# Stated task
Write out the listing beneath this instruction in its entirety, exactly as it reads.

[Data entries]
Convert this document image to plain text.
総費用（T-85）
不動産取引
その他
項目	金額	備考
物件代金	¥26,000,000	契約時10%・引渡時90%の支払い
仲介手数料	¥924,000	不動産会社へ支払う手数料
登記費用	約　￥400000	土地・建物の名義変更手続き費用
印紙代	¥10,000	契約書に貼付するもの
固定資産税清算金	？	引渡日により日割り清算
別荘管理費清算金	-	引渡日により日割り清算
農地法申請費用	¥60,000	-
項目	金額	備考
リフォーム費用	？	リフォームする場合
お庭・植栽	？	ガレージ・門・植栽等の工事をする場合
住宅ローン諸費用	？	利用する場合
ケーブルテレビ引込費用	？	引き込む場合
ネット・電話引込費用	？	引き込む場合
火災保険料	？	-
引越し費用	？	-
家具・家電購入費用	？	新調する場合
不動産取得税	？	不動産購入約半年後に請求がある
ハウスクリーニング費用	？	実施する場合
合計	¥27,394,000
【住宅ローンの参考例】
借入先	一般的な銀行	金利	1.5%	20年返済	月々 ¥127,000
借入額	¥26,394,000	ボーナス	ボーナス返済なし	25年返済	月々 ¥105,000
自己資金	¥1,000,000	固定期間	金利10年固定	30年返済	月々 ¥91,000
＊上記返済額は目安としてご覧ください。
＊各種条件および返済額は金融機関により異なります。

# Output for this exercise
Convert this document image to plain text.
総費用（T-85）
不動産取引
その他
項目	金額	備考
物件代金	¥26,000,000	契約時10%・引渡時90%の支払い
仲介手数料	¥924,000	不動産会社へ支払う手数料
登記費用	約　￥400000	土地・建物の名義変更手続き費用
印紙代	¥10,000	契約書に貼付するもの
固定資産税清算金	？	引渡日により日割り清算
別荘管理費清算金	-	引渡日により日割り清算
農地法申請費用	¥60,000	-
項目	金額	備考
リフォーム費用	？	リフォームする場合
お庭・植栽	？	ガレージ・門・植栽等の工事をする場合
住宅ローン諸費用	？	利用する場合
ケーブルテレビ引込費用	？	引き込む場合
ネット・電話引込費用	？	引き込む場合
火災保険料	？	-
引越し費用	？	-
家具・家電購入費用	？	新調する場合
不動産取得税	？	不動産購入約半年後に請求がある
ハウスクリーニング費用	？	実施する場合
合計	¥27,394,000
【住宅ローンの参考例】
借入先	一般的な銀行	金利	1.5%	20年返済	月々 ¥127,000
借入額	¥26,394,000	ボーナス	ボーナス返済なし	25年返済	月々 ¥105,000
自己資金	¥1,000,000	固定期間	金利10年固定	30年返済	月々 ¥91,000
＊上記返済額は目安としてご覧ください。
＊各種条件および返済額は金融機関により異なります。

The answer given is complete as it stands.